Copy every line of the data in which the word "ylabel" occurs.

>> START

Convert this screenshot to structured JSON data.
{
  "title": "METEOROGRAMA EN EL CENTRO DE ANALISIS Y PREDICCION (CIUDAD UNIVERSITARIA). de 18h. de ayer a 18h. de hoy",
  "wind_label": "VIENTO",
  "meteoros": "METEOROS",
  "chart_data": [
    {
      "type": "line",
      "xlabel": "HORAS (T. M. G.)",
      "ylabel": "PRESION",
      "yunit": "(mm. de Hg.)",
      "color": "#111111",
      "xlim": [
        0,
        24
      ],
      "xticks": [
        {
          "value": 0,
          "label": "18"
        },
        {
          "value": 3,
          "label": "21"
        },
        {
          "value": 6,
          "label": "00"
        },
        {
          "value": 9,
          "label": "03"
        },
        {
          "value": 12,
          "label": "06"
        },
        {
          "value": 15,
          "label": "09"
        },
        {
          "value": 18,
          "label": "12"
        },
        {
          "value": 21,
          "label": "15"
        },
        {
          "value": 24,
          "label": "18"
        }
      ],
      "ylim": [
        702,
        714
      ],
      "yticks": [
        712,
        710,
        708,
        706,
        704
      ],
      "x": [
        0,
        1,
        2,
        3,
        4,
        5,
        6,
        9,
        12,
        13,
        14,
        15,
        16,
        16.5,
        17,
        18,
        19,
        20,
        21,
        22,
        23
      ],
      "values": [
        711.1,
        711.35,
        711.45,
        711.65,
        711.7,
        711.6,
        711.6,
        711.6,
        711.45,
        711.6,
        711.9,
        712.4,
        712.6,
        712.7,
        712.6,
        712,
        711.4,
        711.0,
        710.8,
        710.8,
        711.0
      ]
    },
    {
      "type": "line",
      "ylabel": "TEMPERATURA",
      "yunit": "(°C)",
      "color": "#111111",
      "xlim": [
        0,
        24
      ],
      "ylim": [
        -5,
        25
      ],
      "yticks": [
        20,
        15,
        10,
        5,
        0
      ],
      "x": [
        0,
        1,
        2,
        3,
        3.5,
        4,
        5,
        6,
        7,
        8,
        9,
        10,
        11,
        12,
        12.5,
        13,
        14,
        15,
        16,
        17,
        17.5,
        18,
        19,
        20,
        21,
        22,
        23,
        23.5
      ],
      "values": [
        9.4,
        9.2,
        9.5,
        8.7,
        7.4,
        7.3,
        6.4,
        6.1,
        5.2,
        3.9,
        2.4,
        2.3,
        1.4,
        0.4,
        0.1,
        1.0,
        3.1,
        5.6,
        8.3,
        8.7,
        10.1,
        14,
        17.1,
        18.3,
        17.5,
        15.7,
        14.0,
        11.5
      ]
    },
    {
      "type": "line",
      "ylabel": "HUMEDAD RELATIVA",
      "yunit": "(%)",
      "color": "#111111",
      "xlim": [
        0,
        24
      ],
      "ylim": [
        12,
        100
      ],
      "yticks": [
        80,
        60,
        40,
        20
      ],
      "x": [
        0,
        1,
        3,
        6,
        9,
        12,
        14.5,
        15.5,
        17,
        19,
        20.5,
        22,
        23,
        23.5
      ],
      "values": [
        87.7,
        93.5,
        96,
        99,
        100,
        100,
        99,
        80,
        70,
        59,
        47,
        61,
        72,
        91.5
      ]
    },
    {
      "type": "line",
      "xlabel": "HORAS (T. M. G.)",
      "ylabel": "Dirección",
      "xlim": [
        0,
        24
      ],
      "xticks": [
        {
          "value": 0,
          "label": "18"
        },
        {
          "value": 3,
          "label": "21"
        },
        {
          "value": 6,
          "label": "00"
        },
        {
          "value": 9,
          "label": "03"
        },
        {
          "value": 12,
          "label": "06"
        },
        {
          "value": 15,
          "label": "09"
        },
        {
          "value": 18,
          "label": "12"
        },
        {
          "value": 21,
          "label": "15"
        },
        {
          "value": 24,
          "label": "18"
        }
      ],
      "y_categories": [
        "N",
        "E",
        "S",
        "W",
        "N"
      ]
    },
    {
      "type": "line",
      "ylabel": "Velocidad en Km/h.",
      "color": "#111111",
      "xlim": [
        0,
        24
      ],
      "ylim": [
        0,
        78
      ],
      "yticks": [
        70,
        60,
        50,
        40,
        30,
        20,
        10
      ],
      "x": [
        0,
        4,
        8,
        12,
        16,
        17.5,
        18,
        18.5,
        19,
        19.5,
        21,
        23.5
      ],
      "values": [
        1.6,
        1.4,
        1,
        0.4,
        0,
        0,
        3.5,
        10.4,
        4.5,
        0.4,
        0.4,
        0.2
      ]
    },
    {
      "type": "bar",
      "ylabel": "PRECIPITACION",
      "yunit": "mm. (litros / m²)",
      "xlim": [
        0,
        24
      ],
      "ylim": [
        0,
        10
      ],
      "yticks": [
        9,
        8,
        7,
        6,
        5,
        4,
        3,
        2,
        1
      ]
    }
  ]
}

>> END

The reply:
      "ylabel": "PRESION",
      "ylabel": "TEMPERATURA",
      "ylabel": "HUMEDAD RELATIVA",
      "ylabel": "Dirección",
      "ylabel": "Velocidad en Km/h.",
      "ylabel": "PRECIPITACION",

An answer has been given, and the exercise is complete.